##### Material for this exercise #####

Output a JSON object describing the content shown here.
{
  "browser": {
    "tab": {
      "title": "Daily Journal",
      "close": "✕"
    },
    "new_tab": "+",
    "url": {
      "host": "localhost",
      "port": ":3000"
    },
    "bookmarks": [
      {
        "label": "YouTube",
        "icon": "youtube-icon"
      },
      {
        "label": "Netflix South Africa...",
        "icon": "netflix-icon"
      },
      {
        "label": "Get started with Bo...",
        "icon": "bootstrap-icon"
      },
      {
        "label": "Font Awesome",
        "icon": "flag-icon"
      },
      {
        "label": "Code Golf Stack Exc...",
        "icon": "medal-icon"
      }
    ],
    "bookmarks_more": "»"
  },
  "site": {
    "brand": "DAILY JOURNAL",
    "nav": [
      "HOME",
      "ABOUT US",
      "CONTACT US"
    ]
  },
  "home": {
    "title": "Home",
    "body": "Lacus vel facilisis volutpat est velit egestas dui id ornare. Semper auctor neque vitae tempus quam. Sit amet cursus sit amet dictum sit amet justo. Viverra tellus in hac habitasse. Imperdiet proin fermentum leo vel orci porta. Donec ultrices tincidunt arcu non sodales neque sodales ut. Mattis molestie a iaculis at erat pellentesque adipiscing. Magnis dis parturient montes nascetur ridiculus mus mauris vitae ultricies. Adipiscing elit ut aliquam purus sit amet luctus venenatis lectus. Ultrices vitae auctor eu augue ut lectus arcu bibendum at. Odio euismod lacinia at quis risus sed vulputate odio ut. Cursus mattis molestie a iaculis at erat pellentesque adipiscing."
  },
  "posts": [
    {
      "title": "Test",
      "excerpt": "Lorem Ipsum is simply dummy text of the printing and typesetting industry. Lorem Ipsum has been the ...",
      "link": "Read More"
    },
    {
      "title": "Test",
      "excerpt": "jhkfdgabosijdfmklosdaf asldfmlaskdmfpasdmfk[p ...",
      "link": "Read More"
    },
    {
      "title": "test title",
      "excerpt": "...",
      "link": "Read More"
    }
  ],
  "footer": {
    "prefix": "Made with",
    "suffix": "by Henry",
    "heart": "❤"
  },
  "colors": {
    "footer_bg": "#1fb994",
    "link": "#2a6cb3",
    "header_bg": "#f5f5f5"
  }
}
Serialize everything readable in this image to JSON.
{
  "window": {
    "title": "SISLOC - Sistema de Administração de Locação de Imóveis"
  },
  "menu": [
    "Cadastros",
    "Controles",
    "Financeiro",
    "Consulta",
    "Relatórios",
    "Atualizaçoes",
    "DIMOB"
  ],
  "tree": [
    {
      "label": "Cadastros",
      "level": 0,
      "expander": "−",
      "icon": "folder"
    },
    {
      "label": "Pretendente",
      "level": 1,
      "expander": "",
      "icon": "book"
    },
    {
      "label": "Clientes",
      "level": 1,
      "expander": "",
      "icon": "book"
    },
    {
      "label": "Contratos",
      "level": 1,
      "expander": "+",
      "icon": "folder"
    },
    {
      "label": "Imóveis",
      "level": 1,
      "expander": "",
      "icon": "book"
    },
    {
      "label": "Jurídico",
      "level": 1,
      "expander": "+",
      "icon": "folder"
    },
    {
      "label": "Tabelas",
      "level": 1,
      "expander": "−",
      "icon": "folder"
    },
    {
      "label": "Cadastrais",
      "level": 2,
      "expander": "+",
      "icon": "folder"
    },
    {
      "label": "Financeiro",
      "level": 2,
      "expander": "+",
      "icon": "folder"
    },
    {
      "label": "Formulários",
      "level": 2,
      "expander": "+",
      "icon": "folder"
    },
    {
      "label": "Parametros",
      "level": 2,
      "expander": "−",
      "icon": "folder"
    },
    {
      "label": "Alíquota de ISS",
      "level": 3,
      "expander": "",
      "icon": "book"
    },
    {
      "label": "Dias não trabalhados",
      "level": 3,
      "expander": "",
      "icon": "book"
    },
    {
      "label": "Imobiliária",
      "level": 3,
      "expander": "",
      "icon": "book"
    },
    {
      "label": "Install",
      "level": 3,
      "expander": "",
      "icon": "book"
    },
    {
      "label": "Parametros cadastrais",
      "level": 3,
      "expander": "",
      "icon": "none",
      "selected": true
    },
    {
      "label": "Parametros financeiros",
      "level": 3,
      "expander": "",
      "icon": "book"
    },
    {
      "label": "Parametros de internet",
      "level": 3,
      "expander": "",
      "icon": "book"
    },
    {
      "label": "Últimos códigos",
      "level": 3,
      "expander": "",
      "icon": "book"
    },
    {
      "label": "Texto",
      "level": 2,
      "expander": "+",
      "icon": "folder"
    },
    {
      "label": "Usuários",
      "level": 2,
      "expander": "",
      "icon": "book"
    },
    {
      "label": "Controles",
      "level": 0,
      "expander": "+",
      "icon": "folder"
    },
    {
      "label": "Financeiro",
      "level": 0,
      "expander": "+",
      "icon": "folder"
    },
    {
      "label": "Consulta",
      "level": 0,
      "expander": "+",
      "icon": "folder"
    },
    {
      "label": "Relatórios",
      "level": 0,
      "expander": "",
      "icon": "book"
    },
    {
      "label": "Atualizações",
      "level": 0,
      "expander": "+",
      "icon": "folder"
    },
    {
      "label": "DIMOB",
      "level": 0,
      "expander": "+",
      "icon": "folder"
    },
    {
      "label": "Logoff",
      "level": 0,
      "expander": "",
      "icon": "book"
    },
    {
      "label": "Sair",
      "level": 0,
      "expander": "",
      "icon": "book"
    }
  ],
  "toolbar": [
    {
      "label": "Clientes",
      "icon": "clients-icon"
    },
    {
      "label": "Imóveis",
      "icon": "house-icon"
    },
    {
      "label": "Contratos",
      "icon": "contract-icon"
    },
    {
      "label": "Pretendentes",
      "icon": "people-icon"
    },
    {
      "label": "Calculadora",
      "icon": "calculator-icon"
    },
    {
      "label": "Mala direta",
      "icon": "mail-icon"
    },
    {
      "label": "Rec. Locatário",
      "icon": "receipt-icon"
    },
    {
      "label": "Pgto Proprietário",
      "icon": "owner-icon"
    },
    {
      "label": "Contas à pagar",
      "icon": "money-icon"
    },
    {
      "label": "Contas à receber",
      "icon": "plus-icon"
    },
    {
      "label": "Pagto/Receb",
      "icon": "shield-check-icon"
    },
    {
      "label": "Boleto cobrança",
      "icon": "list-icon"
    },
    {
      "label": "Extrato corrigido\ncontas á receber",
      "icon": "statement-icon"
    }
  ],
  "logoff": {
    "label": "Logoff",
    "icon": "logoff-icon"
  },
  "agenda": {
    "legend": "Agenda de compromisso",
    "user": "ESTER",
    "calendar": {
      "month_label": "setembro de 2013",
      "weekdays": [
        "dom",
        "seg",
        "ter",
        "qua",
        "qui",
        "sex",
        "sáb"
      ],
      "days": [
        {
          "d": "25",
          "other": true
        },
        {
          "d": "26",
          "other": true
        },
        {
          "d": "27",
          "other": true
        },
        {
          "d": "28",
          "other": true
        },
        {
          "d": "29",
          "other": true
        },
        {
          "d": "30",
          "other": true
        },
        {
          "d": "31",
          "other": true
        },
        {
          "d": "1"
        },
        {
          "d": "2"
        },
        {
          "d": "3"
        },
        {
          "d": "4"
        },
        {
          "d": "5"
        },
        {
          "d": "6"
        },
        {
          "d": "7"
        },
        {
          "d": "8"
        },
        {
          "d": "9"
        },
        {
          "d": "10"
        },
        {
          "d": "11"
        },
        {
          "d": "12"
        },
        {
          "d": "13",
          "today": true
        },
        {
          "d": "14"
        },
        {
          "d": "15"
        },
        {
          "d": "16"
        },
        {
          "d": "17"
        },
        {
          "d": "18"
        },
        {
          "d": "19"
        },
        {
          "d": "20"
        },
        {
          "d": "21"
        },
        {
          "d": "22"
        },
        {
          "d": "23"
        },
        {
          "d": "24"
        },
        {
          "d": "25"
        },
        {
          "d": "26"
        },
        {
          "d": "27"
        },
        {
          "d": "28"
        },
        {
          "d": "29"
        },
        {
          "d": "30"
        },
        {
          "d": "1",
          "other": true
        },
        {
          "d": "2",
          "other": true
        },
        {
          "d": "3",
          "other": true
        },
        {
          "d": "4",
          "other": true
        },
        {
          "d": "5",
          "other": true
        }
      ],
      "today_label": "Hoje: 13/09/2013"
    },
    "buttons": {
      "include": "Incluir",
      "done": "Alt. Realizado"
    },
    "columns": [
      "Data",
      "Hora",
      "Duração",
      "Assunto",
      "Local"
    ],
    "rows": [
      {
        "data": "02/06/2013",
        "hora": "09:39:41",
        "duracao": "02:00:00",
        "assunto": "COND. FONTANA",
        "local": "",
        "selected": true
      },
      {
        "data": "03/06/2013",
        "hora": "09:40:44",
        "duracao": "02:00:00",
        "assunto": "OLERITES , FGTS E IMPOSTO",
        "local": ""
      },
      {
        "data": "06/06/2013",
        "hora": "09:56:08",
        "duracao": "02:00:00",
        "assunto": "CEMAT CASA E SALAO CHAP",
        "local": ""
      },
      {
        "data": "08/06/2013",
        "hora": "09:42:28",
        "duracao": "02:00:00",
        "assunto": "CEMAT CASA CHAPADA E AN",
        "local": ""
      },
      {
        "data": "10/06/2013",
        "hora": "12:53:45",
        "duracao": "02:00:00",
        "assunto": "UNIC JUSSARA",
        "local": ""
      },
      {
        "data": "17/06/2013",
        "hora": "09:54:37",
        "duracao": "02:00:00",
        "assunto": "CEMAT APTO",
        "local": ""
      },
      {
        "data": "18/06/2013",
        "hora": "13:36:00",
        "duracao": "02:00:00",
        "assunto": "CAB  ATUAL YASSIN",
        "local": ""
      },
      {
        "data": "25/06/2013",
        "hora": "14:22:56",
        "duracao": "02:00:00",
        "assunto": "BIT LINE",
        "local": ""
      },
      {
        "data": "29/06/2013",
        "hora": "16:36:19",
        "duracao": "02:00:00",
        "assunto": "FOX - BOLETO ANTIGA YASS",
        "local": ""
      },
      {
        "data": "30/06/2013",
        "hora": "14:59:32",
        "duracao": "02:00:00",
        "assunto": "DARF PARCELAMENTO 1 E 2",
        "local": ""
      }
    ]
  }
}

#####

Show all lines in the entries above where the word "Parametros" appears.

*Exercise output*.
      "label": "Parametros",
      "label": "Parametros cadastrais",
      "label": "Parametros financeiros",
      "label": "Parametros de internet",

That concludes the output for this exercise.